| ACTIVITY |
Can you write out, word for word, the part of the film review below from "The story hinges" up to and including "to responsible adult."?

| EXCERPT |
BEGIN

Just to Be Sure: An easygoing comedy about a “reconstituted” family
by Bénédicte Prot
- CANNES 2017: Carine Tardieu delivers a madcap but tender tale with delectable dialogue and characters, carried by a superb cast
"When you’re on the verge of finding out that the man you love may not be your brother, you tend to jump ahead a bit!" says Anna, a small-town doctor with a fiery character, portrayed with a confident and humorous performance by the tremendous Cécile de France in Just to Be Sure [+see also:
film profile], which is on the programme of the Directors’ Fortnight at the 70th Cannes Film Festival. This just goes to show you how zany the situation depicted in this enjoyable comedy by Carine Tardieu is; but it’s also a situation imbued with the warmth and affection that exist between the characters, two families consisting of fathers and their only children, who, through a rather unsettling revelation, will begin to form a movingly united group.
The story hinges on three parent-child pairs (or almost): Erwan, a single bomb-disposal expert (played with the requisite tenderness and comedic disorientation by Belgian actor François Damiens) and his daughter (Alice de Lencquesaing), who is pregnant by an anonymous Zorro she met at a masked ball; Anna (Cécile de France) and Joseph (André Wilms), the aged father she feels obliged to take care of, much to his delight; and Erwan and his father (a vivacious and bubbly character played by the excellent Guy Marchand). This likeable group is rounded off by a highly perceptive detective who doesn’t beat around the bush and a pathologically clumsy individual, a direct descendant of the characters of Pierre Richard, whose boundless kindness even enables him to make the transition from unruly child to responsible adult.

END

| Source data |
BEGIN

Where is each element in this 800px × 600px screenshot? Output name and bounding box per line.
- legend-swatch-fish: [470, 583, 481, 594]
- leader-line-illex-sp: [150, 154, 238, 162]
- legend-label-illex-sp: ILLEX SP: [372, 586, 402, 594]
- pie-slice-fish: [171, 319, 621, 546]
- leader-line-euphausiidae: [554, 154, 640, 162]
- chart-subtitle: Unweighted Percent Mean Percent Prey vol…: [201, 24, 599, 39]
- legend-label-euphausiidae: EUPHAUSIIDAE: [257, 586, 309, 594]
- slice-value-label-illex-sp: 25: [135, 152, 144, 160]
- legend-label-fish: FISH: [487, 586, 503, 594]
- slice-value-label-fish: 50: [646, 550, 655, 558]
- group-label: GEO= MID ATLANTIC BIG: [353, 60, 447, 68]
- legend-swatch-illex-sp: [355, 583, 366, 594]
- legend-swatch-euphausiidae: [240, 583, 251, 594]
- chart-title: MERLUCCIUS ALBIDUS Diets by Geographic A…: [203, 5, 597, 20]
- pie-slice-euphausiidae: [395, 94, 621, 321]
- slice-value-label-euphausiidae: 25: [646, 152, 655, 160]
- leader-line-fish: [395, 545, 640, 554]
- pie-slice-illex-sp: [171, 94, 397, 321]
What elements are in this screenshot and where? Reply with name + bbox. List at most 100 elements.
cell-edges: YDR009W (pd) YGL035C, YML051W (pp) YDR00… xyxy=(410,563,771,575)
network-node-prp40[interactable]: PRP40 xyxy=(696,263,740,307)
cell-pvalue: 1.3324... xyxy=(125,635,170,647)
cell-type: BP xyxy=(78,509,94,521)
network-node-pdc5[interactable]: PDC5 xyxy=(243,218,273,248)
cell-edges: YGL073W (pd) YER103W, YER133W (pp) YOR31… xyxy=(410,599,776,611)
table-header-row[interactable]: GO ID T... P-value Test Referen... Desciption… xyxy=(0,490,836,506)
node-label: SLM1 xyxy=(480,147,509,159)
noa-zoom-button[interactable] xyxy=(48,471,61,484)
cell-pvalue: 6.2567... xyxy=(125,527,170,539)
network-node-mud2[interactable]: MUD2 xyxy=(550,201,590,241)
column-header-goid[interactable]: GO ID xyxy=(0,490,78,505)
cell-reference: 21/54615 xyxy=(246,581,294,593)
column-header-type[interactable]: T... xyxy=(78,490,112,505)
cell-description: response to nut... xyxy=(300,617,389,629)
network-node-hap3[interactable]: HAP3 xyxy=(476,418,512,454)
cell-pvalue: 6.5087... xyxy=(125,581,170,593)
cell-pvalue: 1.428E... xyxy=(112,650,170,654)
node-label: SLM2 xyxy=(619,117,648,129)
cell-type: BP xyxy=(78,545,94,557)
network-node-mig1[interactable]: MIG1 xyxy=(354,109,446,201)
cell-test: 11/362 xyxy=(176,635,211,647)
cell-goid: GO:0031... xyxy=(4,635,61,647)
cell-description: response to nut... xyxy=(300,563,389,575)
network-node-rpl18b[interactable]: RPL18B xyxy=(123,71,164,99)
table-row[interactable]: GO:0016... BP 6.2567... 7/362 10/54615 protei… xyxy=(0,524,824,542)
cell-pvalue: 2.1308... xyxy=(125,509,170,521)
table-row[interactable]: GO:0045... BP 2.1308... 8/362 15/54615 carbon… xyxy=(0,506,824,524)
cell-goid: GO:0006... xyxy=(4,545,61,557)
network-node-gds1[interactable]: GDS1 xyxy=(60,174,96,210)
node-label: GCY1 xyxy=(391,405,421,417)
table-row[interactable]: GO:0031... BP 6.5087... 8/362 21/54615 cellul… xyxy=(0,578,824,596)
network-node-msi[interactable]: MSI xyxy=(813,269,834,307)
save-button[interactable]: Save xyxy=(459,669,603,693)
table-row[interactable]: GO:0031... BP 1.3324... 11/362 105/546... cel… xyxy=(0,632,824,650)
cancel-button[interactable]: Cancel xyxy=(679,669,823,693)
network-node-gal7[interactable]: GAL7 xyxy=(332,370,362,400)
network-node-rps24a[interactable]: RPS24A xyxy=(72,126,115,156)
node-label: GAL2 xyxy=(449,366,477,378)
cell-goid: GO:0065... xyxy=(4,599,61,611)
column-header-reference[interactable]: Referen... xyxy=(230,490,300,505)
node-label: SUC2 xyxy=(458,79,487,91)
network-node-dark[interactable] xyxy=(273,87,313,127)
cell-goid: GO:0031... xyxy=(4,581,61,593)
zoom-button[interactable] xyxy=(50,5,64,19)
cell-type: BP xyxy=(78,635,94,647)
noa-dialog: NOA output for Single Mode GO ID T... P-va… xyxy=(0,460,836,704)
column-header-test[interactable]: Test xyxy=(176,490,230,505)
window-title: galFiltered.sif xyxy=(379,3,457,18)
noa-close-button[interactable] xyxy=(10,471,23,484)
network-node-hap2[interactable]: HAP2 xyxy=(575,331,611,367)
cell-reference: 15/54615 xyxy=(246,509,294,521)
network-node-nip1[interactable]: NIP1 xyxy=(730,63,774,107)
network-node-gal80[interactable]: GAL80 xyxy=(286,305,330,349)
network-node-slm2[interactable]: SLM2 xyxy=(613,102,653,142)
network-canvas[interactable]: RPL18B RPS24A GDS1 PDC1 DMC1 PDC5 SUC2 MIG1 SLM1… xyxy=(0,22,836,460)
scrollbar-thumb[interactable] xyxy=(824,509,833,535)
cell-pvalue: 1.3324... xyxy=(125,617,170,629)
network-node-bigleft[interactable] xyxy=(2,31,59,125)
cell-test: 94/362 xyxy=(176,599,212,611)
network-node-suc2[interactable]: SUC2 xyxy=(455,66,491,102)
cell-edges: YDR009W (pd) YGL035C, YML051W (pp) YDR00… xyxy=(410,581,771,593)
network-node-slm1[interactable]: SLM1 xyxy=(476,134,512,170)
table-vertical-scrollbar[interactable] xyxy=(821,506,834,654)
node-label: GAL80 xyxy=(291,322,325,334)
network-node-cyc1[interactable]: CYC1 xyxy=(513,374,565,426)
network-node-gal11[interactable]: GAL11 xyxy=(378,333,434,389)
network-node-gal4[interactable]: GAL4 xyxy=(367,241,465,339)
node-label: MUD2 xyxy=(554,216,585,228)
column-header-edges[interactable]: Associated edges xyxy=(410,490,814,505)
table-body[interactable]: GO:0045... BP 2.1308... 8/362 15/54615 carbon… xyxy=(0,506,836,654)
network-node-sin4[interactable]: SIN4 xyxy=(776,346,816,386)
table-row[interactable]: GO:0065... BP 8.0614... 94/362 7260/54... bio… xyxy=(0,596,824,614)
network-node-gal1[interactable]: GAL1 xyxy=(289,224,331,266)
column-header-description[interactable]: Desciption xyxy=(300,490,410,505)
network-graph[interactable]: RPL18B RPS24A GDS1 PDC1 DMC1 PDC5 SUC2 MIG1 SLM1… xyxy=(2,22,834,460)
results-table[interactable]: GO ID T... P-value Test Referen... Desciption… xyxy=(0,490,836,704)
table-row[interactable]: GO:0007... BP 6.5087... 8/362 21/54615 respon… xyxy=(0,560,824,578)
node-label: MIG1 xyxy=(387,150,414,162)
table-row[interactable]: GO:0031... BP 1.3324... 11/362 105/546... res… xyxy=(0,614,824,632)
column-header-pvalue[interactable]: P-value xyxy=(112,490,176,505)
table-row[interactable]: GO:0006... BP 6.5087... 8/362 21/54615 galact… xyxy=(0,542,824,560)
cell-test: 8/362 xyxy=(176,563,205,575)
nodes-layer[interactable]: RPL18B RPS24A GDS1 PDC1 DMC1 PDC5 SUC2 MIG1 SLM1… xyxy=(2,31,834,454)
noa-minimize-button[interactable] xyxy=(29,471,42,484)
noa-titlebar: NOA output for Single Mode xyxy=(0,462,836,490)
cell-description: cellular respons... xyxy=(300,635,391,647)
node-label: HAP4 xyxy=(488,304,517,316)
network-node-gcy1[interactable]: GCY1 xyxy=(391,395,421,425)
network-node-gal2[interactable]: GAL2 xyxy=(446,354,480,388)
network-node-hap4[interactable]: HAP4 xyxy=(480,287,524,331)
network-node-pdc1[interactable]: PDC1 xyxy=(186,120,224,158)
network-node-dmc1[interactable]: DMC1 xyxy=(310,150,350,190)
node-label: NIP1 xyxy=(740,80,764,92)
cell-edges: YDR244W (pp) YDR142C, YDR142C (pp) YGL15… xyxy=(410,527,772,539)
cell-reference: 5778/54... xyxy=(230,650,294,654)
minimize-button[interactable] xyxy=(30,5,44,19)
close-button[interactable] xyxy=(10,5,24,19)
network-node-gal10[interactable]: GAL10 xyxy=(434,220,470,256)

END

| WORKED SOLUTION |
The story hinges on three parent-child pairs (or almost): Erwan, a single bomb-disposal expert (played with the requisite tenderness and comedic disorientation by Belgian actor François Damiens) and his daughter (Alice de Lencquesaing), who is pregnant by an anonymous Zorro she met at a masked ball; Anna (Cécile de France) and Joseph (André Wilms), the aged father she feels obliged to take care of, much to his delight; and Erwan and his father (a vivacious and bubbly character played by the excellent Guy Marchand). This likeable group is rounded off by a highly perceptive detective who doesn’t beat around the bush and a pathologically clumsy individual, a direct descendant of the characters of Pierre Richard, whose boundless kindness even enables him to make the transition from unruly child to responsible adult.